**WHAT THE EXERCISE ASKS**
Below is some material; set it all down exactly, apart from the pictures.

Dataset entries:
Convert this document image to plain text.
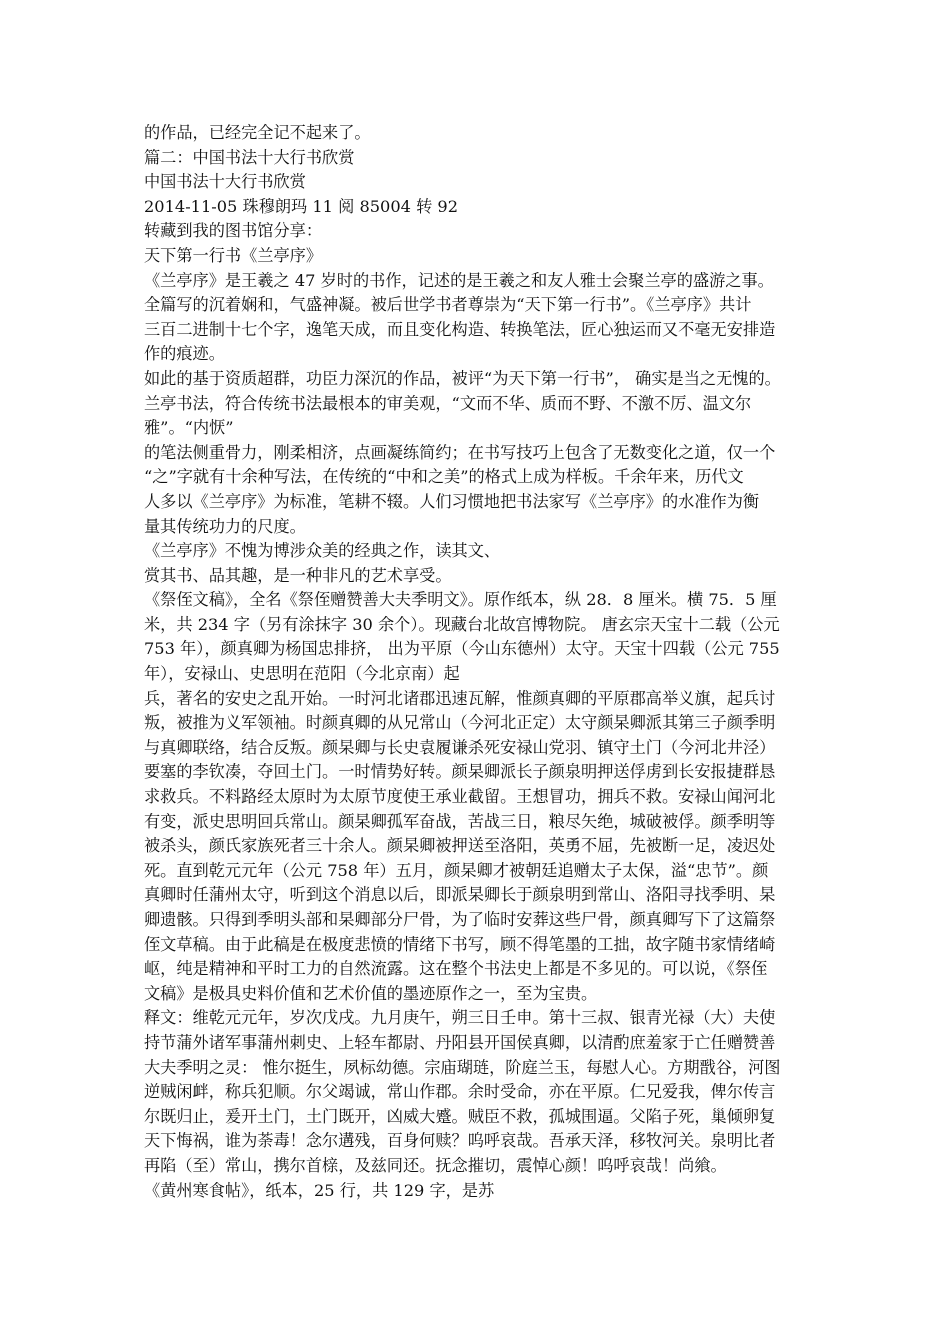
的作品，已经完全记不起来了。
篇二：中国书法十大行书欣赏
中国书法十大行书欣赏
2014-11-05 珠穆朗玛 11 阅 85004 转 92
转藏到我的图书馆分享：
天下第一行书《兰亭序》
《兰亭序》是王羲之 47 岁时的书作，记述的是王羲之和友人雅士会聚兰亭的盛游之事。
全篇写的沉着娴和，气盛神凝。被后世学书者尊崇为“天下第一行书”。《兰亭序》共计
三百二进制十七个字，逸笔天成，而且变化构造、转换笔法，匠心独运而又不毫无安排造
作的痕迹。
如此的基于资质超群，功臣力深沉的作品，被评“为天下第一行书”， 确实是当之无愧的。
兰亭书法，符合传统书法最根本的审美观，“文而不华、质而不野、不激不厉、温文尔
雅”。“内恹”
的笔法侧重骨力，刚柔相济，点画凝练简约；在书写技巧上包含了无数变化之道，仅一个
“之”字就有十余种写法，在传统的“中和之美”的格式上成为样板。千余年来，历代文
人多以《兰亭序》为标准，笔耕不辍。人们习惯地把书法家写《兰亭序》的水准作为衡
量其传统功力的尺度。
《兰亭序》不愧为博涉众美的经典之作，读其文、
赏其书、品其趣，是一种非凡的艺术享受。
《祭侄文稿》，全名《祭侄赠赞善大夫季明文》。原作纸本，纵 28．8 厘米。横 75．5 厘
米，共 234 字（另有涂抹字 30 余个）。现藏台北故宫博物院。 唐玄宗天宝十二载（公元
753 年），颜真卿为杨国忠排挤， 出为平原（今山东德州）太守。天宝十四载（公元 755
年），安禄山、史思明在范阳（今北京南）起
兵，著名的安史之乱开始。一时河北诸郡迅速瓦解，惟颜真卿的平原郡高举义旗，起兵讨
叛，被推为义军领袖。时颜真卿的从兄常山（今河北正定）太守颜杲卿派其第三子颜季明
与真卿联络，结合反叛。颜杲卿与长史袁履谦杀死安禄山党羽、镇守土门（今河北井泾）
要塞的李钦凑，夺回土门。一时情势好转。颜杲卿派长子颜泉明押送俘虏到长安报捷群恳
求救兵。不料路经太原时为太原节度使王承业截留。王想冒功，拥兵不救。安禄山闻河北
有变，派史思明回兵常山。颜杲卿孤军奋战，苦战三日，粮尽矢绝，城破被俘。颜季明等
被杀头，颜氏家族死者三十余人。颜杲卿被押送至洛阳，英勇不屈，先被断一足，凌迟处
死。直到乾元元年（公元 758 年）五月，颜杲卿才被朝廷追赠太子太保，溢“忠节”。颜
真卿时任蒲州太守，听到这个消息以后，即派杲卿长于颜泉明到常山、洛阳寻找季明、杲
卿遗骸。只得到季明头部和杲卿部分尸骨，为了临时安葬这些尸骨，颜真卿写下了这篇祭
侄文草稿。由于此稿是在极度悲愤的情绪下书写，顾不得笔墨的工拙，故字随书家情绪崎
岖，纯是精神和平时工力的自然流露。这在整个书法史上都是不多见的。可以说，《祭侄
文稿》是极具史料价值和艺术价值的墨迹原作之一，至为宝贵。
释文：维乾元元年，岁次戊戌。九月庚午，朔三日壬申。第十三叔、银青光禄（大）夫使
持节蒲外诸军事蒲州刺史、上轻车都尉、丹阳县开国侯真卿，以清酌庶羞家于亡任赠赞善
大夫季明之灵： 惟尔挺生，夙标幼德。宗庙瑚琏，阶庭兰玉，每慰人心。方期戬谷，河图
逆贼闲衅，称兵犯顺。尔父竭诚，常山作郡。余时受命，亦在平原。仁兄爱我，俾尔传言
尔既归止，爰开土门，土门既开，凶威大蹙。贼臣不救，孤城围逼。父陷子死，巢倾卵复
天下悔祸，谁为荼毒！念尔遘残，百身何赎？呜呼哀哉。吾承天泽，移牧河关。泉明比者
再陷（至）常山，携尔首榇，及兹同还。抚念摧切，震悼心颜！呜呼哀哉！尚飨。
《黄州寒食帖》，纸本，25 行，共 129 字，是苏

**ANSWER IN FULL**
Convert this document image to plain text.
的作品，已经完全记不起来了。
篇二：中国书法十大行书欣赏
中国书法十大行书欣赏
2014-11-05 珠穆朗玛 11 阅 85004 转 92
转藏到我的图书馆分享：
天下第一行书《兰亭序》
《兰亭序》是王羲之 47 岁时的书作，记述的是王羲之和友人雅士会聚兰亭的盛游之事。
全篇写的沉着娴和，气盛神凝。被后世学书者尊崇为“天下第一行书”。《兰亭序》共计
三百二进制十七个字，逸笔天成，而且变化构造、转换笔法，匠心独运而又不毫无安排造
作的痕迹。
如此的基于资质超群，功臣力深沉的作品，被评“为天下第一行书”， 确实是当之无愧的。
兰亭书法，符合传统书法最根本的审美观，“文而不华、质而不野、不激不厉、温文尔
雅”。“内恹”
的笔法侧重骨力，刚柔相济，点画凝练简约；在书写技巧上包含了无数变化之道，仅一个
“之”字就有十余种写法，在传统的“中和之美”的格式上成为样板。千余年来，历代文
人多以《兰亭序》为标准，笔耕不辍。人们习惯地把书法家写《兰亭序》的水准作为衡
量其传统功力的尺度。
《兰亭序》不愧为博涉众美的经典之作，读其文、
赏其书、品其趣，是一种非凡的艺术享受。
《祭侄文稿》，全名《祭侄赠赞善大夫季明文》。原作纸本，纵 28．8 厘米。横 75．5 厘
米，共 234 字（另有涂抹字 30 余个）。现藏台北故宫博物院。 唐玄宗天宝十二载（公元
753 年），颜真卿为杨国忠排挤， 出为平原（今山东德州）太守。天宝十四载（公元 755
年），安禄山、史思明在范阳（今北京南）起
兵，著名的安史之乱开始。一时河北诸郡迅速瓦解，惟颜真卿的平原郡高举义旗，起兵讨
叛，被推为义军领袖。时颜真卿的从兄常山（今河北正定）太守颜杲卿派其第三子颜季明
与真卿联络，结合反叛。颜杲卿与长史袁履谦杀死安禄山党羽、镇守土门（今河北井泾）
要塞的李钦凑，夺回土门。一时情势好转。颜杲卿派长子颜泉明押送俘虏到长安报捷群恳
求救兵。不料路经太原时为太原节度使王承业截留。王想冒功，拥兵不救。安禄山闻河北
有变，派史思明回兵常山。颜杲卿孤军奋战，苦战三日，粮尽矢绝，城破被俘。颜季明等
被杀头，颜氏家族死者三十余人。颜杲卿被押送至洛阳，英勇不屈，先被断一足，凌迟处
死。直到乾元元年（公元 758 年）五月，颜杲卿才被朝廷追赠太子太保，溢“忠节”。颜
真卿时任蒲州太守，听到这个消息以后，即派杲卿长于颜泉明到常山、洛阳寻找季明、杲
卿遗骸。只得到季明头部和杲卿部分尸骨，为了临时安葬这些尸骨，颜真卿写下了这篇祭
侄文草稿。由于此稿是在极度悲愤的情绪下书写，顾不得笔墨的工拙，故字随书家情绪崎
岖，纯是精神和平时工力的自然流露。这在整个书法史上都是不多见的。可以说，《祭侄
文稿》是极具史料价值和艺术价值的墨迹原作之一，至为宝贵。
释文：维乾元元年，岁次戊戌。九月庚午，朔三日壬申。第十三叔、银青光禄（大）夫使
持节蒲外诸军事蒲州刺史、上轻车都尉、丹阳县开国侯真卿，以清酌庶羞家于亡任赠赞善
大夫季明之灵： 惟尔挺生，夙标幼德。宗庙瑚琏，阶庭兰玉，每慰人心。方期戬谷，河图
逆贼闲衅，称兵犯顺。尔父竭诚，常山作郡。余时受命，亦在平原。仁兄爱我，俾尔传言
尔既归止，爰开土门，土门既开，凶威大蹙。贼臣不救，孤城围逼。父陷子死，巢倾卵复
天下悔祸，谁为荼毒！念尔遘残，百身何赎？呜呼哀哉。吾承天泽，移牧河关。泉明比者
再陷（至）常山，携尔首榇，及兹同还。抚念摧切，震悼心颜！呜呼哀哉！尚飨。
《黄州寒食帖》，纸本，25 行，共 129 字，是苏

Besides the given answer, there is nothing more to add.